=== Given task ===
Using the data below, determine the number of lines that include the string "name". Write only that number.

=== Records that describe figures ===
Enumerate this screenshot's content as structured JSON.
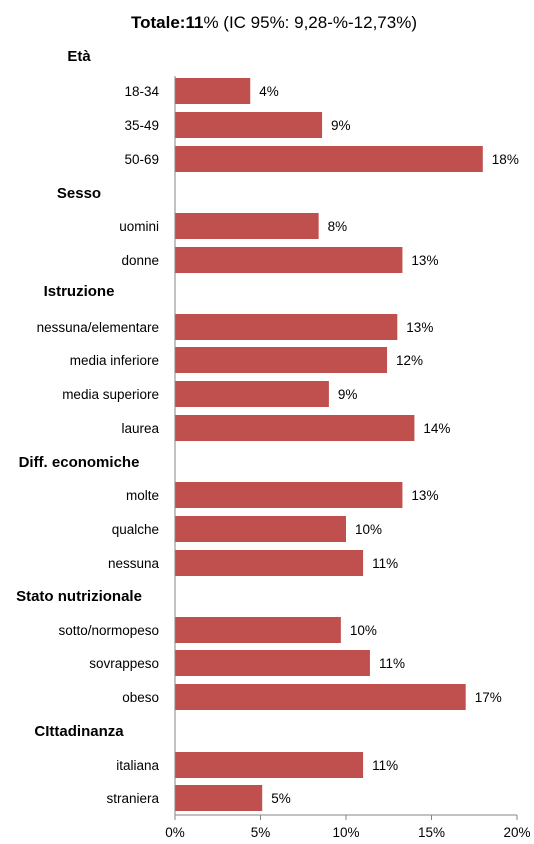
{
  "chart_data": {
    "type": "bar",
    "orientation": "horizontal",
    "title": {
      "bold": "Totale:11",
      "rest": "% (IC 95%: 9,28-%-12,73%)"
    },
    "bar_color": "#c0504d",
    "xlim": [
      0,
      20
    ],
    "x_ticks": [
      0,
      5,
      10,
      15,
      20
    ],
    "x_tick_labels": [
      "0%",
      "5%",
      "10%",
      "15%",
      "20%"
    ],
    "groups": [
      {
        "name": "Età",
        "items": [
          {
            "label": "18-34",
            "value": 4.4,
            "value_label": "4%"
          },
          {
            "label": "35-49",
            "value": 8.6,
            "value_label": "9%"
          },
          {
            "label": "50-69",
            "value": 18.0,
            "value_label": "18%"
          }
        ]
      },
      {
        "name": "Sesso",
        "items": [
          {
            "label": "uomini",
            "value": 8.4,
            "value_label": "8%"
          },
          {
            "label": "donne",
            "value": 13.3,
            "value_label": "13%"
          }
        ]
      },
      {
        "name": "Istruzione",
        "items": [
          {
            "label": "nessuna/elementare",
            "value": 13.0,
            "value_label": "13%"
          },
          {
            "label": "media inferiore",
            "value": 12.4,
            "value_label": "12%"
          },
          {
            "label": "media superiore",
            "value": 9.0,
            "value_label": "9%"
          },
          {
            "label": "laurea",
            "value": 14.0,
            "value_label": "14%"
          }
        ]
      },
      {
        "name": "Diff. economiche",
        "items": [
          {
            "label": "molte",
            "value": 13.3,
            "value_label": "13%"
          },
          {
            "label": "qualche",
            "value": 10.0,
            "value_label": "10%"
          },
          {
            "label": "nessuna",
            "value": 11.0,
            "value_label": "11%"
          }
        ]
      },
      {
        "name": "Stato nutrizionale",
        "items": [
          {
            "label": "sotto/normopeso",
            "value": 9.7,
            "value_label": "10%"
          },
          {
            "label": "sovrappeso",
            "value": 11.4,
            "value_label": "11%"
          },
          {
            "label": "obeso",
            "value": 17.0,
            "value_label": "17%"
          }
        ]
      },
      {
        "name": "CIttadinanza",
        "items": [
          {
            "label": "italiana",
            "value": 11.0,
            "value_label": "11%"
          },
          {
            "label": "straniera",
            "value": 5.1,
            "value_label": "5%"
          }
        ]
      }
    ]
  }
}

=== Answer in full ===
6